◆ REQUIRED TASK 1 ◆
Answer these questions using the passage on service architecture anti-patterns.
(a) What timeout range does the passage recommend for synchronous inter-service calls?
(b) Which pattern does it advise applying to break up a God Service?
(c) Below what message volume does it consider using a database table as a queue acceptable?
◆ REQUIRED TASK 2 ◆
Write the next part of the passage on service architecture anti-patterns, picking up right after its final sentence.

◆ READING PASSAGE ◆
------

Every synchronous inter-service call needs:

  1. A timeout (3-10 seconds, not 30)
  2. A circuit breaker (stop calling after N failures)
  3. A fallback (cached response, default value, or degraded mode)
  4. Retry with exponential backoff (for transient failures)

Anti-Pattern 7: The God Service

What it looks like: One service that does everything — handles users, orders, payments, notifications, analytics, and reporting.

Why teams fall into it: It starts as "we'll just add one more endpoint." Over time, the service grows to 50 endpoints, 200K lines of code, and 15-minute build times. Nobody fully understands it anymore.

How to detect it:

  • One service has 10x more code than any other
  • Deploy frequency is low because the blast radius is too high
  • Multiple teams work in the same repository and step on each other
  • A bug in the notification module brings down order processing

What to do instead: Apply the Strangler Fig pattern to gradually extract domains.

Extract one bounded context at a time. Start with the module that has the clearest boundary or the most independent scaling needs.

Anti-Pattern 8: Database as Message Queue

What it looks like: Using a database table as a message queue — polling for new rows, updating a status column, and deleting processed rows.

sql
-- The "poor man's queue"
CREATE TABLE job_queue (
    id SERIAL PRIMARY KEY,
    payload JSONB NOT NULL,
    status VARCHAR(20) DEFAULT 'pending',
    created_at TIMESTAMP DEFAULT NOW(),
    processed_at TIMESTAMP
);

-- Worker polls every second
SELECT * FROM job_queue
WHERE status = 'pending'
ORDER BY created_at
LIMIT 10
FOR UPDATE SKIP LOCKED;

-- After processing
UPDATE job_queue SET status = 'completed', processed_at = NOW() WHERE id = $1;

Why it's an anti-pattern (at scale):

IssueImpact
Polling overheadConstant queries even when queue is empty
Lock contentionFOR UPDATE locks rows, limiting throughput
No backpressureDatabase has no concept of consumer capacity
No dead letter queueFailed messages need custom retry logic
Table bloatCompleted rows accumulate, slowing queries
No fan-outCannot have multiple consumer groups

When it's actually fine: Low volume (< 100 messages/minute), simple workflows, team does not want to operate a message broker. The outbox pattern intentionally uses a database table as an intermediate step — but paired with CDC, not polling.

------

Element and coordinate records:
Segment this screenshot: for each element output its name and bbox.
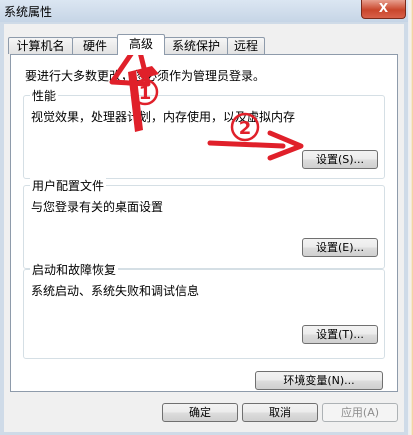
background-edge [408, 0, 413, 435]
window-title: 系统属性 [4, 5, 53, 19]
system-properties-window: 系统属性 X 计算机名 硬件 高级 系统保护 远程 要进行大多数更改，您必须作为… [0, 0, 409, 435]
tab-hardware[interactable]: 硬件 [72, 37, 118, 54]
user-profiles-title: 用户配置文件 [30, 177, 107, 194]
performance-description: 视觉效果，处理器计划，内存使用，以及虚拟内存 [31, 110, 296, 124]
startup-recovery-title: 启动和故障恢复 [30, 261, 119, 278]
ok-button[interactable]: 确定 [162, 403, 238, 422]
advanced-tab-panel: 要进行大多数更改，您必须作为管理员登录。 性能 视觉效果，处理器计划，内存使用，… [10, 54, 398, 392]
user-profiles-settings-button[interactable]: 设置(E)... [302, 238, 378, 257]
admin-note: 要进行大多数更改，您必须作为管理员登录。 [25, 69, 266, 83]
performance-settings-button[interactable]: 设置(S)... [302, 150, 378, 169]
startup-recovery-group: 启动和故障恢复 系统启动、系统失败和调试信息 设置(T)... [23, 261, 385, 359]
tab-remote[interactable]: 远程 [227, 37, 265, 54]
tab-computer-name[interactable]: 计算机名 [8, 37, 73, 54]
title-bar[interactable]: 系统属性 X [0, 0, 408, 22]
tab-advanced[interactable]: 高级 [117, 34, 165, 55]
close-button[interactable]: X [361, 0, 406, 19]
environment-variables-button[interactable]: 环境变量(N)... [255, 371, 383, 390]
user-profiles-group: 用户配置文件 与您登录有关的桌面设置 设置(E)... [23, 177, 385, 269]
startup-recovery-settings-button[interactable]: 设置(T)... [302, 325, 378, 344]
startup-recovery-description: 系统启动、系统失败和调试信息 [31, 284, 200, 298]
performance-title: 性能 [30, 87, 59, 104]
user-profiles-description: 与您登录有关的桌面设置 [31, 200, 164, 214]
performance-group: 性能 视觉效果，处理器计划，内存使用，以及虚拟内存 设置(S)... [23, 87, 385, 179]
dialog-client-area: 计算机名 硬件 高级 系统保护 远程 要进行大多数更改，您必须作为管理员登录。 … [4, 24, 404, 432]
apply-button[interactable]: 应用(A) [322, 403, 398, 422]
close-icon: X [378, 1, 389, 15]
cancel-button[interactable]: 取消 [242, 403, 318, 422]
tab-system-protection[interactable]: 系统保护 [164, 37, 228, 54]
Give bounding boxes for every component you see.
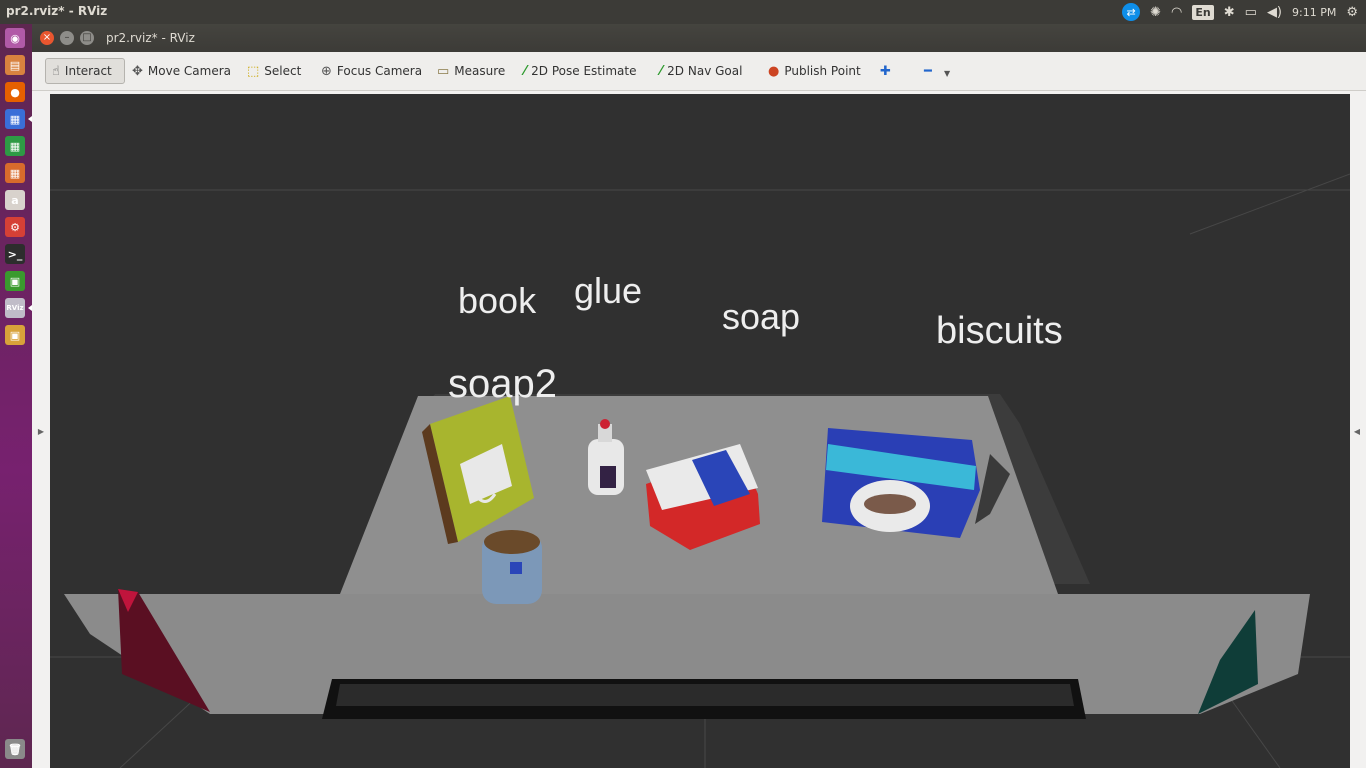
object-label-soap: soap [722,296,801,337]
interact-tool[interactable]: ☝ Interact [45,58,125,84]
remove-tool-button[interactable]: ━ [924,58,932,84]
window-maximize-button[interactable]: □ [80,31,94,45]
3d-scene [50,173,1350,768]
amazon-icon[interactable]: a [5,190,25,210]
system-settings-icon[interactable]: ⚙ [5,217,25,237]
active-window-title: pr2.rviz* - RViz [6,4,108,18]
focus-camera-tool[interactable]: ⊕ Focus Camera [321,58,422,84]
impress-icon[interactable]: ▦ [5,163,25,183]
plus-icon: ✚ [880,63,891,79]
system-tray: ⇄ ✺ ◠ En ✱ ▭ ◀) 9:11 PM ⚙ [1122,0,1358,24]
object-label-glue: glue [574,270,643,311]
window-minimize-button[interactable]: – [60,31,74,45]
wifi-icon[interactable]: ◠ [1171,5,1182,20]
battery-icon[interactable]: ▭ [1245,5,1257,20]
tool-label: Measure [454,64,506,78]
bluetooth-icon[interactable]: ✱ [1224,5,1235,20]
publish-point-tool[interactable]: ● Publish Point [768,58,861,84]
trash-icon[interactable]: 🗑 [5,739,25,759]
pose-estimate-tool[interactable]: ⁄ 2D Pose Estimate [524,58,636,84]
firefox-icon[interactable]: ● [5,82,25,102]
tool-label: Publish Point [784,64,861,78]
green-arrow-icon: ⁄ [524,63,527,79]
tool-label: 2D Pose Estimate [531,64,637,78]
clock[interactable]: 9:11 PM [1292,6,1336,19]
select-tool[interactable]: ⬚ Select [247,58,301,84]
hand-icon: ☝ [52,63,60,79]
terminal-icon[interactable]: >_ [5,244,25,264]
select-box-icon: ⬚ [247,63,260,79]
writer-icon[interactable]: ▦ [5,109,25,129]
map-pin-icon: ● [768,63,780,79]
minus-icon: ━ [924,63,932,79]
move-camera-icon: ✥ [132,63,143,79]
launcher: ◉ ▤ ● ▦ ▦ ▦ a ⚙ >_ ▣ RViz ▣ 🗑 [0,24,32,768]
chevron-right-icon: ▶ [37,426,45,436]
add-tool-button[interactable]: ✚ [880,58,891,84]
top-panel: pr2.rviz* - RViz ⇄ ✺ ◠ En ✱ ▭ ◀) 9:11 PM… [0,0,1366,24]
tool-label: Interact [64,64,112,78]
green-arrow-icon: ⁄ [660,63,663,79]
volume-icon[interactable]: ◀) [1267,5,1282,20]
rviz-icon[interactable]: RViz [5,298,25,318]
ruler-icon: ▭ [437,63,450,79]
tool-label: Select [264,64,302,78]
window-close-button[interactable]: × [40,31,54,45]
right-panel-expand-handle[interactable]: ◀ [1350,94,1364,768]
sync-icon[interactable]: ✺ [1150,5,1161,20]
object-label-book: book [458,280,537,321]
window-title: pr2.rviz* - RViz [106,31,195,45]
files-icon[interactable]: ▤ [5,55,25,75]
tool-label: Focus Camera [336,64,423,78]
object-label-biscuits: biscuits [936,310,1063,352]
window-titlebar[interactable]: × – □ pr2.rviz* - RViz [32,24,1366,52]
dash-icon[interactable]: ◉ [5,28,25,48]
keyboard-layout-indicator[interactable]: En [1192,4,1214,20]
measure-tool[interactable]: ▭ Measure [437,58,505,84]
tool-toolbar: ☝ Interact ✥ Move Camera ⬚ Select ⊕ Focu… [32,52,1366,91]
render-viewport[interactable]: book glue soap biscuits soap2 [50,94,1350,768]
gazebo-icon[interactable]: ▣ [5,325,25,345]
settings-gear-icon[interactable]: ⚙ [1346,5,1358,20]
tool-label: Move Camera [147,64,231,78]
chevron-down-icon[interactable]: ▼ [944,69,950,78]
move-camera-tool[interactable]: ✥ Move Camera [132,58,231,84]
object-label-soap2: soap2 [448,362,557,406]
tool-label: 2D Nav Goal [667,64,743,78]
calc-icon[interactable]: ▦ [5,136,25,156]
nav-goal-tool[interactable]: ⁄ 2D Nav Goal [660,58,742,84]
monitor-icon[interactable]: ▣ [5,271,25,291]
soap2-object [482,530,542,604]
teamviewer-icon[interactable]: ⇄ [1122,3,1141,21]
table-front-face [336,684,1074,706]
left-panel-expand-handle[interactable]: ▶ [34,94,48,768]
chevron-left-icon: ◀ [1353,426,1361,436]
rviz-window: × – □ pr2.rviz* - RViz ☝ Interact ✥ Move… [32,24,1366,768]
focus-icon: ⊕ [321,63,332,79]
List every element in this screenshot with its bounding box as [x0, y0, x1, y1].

------

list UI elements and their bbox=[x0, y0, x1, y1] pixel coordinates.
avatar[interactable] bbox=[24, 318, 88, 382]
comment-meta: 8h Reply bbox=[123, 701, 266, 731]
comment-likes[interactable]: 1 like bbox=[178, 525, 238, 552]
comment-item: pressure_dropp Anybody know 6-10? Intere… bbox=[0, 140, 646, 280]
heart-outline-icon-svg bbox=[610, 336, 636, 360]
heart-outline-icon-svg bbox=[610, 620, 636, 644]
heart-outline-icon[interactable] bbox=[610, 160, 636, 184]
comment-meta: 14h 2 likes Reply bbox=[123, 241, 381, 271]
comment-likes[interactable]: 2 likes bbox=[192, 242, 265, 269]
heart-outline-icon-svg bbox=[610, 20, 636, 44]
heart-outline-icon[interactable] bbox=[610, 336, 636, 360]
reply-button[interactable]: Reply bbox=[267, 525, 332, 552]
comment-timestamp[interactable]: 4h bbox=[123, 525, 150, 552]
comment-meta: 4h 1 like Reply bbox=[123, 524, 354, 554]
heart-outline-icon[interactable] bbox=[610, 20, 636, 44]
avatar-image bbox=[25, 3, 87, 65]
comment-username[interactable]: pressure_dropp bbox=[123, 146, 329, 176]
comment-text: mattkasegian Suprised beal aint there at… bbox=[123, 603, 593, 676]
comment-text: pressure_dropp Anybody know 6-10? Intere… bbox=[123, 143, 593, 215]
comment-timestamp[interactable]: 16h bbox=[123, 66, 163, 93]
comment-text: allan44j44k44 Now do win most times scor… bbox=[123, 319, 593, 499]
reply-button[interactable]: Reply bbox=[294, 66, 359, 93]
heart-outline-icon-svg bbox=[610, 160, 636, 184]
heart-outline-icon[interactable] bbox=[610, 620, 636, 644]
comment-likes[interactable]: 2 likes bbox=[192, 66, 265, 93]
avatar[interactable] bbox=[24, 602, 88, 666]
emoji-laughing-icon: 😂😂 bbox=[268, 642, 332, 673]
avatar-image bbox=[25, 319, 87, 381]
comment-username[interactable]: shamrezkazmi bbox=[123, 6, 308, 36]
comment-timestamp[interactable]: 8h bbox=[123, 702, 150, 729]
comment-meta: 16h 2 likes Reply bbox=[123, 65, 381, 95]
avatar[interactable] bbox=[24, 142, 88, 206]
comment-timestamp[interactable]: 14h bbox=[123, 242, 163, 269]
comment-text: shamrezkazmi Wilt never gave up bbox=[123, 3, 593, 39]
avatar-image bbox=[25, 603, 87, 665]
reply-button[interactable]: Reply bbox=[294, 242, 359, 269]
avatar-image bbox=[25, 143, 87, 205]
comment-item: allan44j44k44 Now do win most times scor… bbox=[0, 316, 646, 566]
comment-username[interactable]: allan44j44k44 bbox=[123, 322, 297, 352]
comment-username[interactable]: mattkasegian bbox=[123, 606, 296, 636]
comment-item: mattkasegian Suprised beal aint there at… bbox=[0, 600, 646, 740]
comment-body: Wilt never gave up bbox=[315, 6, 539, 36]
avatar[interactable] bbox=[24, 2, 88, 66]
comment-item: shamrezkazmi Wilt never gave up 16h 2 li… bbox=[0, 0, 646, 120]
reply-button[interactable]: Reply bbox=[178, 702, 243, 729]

------

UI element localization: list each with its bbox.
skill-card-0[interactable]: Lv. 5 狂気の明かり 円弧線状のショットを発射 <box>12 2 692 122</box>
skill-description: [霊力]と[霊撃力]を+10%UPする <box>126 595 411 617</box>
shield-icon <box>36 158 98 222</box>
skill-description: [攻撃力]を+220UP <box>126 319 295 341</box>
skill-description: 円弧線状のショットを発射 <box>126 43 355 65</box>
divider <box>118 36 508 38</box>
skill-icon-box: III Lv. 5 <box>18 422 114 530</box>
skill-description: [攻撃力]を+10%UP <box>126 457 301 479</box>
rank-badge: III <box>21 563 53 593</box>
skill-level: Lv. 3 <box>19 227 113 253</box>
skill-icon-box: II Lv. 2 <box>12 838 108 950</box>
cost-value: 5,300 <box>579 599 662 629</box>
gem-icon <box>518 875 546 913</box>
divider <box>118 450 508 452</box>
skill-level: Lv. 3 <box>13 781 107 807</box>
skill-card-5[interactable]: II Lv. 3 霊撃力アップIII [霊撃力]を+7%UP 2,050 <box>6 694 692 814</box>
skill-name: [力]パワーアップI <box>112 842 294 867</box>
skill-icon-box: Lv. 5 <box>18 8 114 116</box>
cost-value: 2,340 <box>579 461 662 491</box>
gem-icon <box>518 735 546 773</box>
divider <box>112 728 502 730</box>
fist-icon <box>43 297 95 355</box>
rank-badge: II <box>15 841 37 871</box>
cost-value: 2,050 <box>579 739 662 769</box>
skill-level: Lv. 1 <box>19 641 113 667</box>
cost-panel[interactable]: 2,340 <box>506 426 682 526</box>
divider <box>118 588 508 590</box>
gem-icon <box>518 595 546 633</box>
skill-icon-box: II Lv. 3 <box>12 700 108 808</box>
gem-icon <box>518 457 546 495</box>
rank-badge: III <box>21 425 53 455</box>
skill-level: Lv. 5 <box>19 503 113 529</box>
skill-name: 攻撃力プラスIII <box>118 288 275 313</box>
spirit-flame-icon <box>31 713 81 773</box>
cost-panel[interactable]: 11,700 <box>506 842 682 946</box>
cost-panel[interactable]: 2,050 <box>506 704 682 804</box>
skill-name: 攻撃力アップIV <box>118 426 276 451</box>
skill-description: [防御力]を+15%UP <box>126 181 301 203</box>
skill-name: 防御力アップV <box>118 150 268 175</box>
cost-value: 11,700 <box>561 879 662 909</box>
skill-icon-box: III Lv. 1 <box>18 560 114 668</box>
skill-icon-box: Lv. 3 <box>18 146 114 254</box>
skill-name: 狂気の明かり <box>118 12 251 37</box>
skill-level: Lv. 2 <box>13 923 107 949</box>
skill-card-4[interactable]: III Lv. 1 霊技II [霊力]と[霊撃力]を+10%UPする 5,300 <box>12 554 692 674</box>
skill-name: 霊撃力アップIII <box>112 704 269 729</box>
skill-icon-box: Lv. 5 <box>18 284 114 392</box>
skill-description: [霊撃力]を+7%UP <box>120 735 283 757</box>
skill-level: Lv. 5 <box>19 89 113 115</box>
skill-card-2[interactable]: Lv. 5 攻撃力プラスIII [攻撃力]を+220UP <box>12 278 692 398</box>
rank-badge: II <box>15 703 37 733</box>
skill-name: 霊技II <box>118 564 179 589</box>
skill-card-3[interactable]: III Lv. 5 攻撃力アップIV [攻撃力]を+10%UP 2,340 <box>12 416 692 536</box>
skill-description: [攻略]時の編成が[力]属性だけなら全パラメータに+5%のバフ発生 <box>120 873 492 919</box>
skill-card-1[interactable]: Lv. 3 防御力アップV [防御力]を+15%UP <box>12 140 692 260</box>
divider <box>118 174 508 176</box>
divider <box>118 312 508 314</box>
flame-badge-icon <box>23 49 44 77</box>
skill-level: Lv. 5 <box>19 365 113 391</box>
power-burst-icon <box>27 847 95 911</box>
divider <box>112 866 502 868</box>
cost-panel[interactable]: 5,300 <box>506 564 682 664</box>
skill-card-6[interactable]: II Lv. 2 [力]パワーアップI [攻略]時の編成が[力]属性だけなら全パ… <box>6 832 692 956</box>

------

◆ REPLY 1 ◆
(a) 3 to 10 seconds, not 30.
(b) The Strangler Fig pattern.
(c) Fewer than 100 messages per minute.

◆ REPLY 2 ◆
What to do instead: Use a proper message queue.

NeedUse
Simple job queueSQS, Redis streams
Event streamingKafka, Kinesis
Pub/subSNS + SQS, NATS
Task schedulingTemporal, Celery

See our Queue Selection Guide for detailed comparisons.

Anti-Pattern 9: Not Designing for Failure

What it looks like: The architecture assumes everything will work. No retry logic, no fallbacks, no graceful degradation, no health checks, no alerting.

The reality of distributed systems:

FailureFrequency
Network timeoutMultiple times per day
Service restart/deployDaily
Database failoverMonthly
Cloud provider incidentQuarterly
Regional outageYearly
Data center failureMulti-year

What to do instead: Design for failure at every level.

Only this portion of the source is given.